------ Exercise data

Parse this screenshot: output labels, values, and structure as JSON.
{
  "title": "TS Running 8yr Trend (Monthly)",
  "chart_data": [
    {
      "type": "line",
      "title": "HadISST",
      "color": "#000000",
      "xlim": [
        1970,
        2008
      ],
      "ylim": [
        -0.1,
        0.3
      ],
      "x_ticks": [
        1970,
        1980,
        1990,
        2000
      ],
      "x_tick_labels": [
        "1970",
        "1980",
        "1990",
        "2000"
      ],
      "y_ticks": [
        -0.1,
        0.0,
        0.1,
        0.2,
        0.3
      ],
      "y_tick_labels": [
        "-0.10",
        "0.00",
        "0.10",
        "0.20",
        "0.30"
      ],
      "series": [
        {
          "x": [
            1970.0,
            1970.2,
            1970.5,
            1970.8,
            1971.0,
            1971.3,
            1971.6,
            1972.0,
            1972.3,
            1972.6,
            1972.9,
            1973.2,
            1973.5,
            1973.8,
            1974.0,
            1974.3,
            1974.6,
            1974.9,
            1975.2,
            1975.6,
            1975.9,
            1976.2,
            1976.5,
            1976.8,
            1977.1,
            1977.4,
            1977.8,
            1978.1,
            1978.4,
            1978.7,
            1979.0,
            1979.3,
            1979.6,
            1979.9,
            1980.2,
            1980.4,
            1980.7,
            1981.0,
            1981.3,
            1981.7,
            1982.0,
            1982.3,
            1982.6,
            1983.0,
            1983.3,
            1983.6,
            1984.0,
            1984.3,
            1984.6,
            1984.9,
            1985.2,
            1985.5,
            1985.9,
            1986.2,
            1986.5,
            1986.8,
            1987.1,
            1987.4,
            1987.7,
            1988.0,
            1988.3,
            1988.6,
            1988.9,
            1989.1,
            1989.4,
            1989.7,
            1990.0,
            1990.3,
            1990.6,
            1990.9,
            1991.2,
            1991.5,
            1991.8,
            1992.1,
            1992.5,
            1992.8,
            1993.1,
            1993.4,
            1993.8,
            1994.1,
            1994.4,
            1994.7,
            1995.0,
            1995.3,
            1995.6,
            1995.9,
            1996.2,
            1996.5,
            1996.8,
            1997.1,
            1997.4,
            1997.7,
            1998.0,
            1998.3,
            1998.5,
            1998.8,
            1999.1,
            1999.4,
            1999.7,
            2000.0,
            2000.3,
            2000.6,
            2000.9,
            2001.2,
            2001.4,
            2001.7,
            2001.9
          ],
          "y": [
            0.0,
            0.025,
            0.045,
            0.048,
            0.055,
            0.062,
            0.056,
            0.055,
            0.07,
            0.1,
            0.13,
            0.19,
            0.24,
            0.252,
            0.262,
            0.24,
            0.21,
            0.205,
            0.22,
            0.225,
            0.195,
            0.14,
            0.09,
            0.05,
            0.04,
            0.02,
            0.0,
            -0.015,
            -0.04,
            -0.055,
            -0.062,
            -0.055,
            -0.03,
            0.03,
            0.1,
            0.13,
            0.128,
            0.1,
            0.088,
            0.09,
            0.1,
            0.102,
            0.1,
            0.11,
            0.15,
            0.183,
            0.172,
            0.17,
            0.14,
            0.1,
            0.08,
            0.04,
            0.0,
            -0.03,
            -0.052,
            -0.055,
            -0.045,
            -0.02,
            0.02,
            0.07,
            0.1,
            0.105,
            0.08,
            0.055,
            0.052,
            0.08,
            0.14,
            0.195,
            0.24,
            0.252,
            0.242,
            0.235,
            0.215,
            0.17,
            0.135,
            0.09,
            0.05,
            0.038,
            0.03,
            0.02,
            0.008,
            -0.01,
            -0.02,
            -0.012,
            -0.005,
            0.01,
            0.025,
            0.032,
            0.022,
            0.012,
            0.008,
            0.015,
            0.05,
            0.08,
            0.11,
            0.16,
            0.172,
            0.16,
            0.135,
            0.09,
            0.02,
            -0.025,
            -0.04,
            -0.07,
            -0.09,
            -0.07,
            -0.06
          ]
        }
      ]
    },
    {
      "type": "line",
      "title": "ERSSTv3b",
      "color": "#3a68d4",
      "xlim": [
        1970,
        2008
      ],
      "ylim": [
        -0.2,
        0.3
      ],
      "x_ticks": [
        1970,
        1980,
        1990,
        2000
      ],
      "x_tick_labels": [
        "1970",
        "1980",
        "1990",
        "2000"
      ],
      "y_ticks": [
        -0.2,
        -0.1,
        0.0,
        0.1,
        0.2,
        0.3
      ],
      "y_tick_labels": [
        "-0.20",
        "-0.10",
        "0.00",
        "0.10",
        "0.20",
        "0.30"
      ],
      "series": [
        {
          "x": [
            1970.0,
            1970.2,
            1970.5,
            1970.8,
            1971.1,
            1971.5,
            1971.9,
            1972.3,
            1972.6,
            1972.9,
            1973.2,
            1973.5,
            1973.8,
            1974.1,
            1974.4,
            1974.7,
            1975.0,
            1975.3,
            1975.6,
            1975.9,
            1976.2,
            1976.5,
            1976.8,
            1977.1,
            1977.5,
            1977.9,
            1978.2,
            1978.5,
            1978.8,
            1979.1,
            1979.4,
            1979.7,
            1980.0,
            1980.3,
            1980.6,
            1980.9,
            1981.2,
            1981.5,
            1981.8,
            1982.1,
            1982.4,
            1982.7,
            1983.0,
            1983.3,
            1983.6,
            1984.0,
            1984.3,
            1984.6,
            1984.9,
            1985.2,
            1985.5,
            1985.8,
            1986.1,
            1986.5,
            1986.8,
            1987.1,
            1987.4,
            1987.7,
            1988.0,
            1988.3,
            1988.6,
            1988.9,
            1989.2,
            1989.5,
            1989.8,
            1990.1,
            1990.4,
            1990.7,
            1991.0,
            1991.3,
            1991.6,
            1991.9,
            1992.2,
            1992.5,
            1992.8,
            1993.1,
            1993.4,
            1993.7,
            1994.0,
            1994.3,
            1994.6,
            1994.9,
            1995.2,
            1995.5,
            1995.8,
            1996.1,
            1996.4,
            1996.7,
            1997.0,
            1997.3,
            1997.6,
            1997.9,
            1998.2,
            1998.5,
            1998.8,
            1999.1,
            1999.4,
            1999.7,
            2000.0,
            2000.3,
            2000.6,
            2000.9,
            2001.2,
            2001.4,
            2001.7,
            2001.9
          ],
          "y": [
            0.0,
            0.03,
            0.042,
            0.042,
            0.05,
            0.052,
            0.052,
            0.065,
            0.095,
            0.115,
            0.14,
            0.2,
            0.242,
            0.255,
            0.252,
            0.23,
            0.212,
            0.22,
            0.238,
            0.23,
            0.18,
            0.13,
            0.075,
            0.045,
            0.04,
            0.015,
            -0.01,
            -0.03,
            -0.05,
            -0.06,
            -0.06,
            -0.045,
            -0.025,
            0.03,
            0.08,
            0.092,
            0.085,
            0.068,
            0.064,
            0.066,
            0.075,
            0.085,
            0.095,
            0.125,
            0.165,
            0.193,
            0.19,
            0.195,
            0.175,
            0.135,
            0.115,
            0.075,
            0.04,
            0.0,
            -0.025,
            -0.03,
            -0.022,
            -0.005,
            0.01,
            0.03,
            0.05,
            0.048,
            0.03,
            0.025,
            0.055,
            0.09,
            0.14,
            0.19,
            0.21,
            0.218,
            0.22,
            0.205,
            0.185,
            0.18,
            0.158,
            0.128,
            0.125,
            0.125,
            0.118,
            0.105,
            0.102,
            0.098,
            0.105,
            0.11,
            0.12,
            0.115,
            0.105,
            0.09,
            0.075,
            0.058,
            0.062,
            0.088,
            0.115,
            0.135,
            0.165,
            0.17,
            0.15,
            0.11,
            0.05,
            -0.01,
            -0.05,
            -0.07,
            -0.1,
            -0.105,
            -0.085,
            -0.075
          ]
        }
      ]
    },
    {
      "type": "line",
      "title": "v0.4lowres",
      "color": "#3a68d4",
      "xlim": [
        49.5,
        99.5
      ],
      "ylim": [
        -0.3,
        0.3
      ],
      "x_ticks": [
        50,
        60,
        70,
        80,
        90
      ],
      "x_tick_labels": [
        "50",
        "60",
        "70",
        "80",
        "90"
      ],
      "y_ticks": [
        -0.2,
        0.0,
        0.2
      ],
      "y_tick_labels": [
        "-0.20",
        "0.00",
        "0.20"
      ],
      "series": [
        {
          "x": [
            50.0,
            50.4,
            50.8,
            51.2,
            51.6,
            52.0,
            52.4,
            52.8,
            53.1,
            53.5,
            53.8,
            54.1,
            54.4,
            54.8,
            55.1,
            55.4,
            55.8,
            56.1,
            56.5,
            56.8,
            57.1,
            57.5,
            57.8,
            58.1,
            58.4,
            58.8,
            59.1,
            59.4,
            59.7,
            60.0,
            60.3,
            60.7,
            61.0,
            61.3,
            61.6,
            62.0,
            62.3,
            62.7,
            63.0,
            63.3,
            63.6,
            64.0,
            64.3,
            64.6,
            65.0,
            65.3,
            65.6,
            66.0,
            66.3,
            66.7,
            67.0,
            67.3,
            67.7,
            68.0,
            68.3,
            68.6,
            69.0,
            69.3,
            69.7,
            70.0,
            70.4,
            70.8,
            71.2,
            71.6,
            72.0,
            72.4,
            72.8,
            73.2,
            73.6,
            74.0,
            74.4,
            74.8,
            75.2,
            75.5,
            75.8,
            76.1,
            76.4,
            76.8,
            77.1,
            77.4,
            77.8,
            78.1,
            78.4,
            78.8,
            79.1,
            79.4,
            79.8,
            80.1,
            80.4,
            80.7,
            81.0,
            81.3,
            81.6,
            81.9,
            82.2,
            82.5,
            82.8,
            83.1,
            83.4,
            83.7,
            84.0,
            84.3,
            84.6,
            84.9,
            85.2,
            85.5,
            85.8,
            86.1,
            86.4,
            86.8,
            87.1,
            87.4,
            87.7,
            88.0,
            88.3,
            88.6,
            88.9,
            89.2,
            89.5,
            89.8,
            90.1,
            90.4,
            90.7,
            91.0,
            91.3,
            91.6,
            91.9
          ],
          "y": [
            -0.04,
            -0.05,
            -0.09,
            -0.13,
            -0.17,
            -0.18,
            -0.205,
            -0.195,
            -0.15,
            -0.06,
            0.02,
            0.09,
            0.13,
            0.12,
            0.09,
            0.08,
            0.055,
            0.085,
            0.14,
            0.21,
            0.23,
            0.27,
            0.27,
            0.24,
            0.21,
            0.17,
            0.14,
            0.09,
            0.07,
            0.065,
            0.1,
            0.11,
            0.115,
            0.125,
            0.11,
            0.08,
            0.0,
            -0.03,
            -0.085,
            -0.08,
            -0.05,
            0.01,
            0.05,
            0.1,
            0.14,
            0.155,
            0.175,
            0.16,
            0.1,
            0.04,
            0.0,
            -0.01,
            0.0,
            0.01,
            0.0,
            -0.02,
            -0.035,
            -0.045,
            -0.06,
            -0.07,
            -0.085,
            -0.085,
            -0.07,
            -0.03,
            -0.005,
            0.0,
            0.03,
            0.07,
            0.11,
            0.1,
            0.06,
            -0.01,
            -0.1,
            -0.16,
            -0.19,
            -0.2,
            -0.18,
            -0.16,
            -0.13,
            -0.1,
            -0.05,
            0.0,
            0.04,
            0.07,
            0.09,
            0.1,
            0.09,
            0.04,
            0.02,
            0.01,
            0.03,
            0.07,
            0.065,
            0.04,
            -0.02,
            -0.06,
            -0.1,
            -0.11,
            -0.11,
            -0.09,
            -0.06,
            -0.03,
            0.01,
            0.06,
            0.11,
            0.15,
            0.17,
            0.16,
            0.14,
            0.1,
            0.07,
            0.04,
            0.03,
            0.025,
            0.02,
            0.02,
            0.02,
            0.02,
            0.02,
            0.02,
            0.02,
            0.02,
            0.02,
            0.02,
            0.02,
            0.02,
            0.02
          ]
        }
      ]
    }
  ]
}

------------

The request: Collect the lines of the data that carry the word "title".

Written response:
  "title": "TS Running 8yr Trend (Monthly)",
      "title": "HadISST",
      "title": "ERSSTv3b",
      "title": "v0.4lowres",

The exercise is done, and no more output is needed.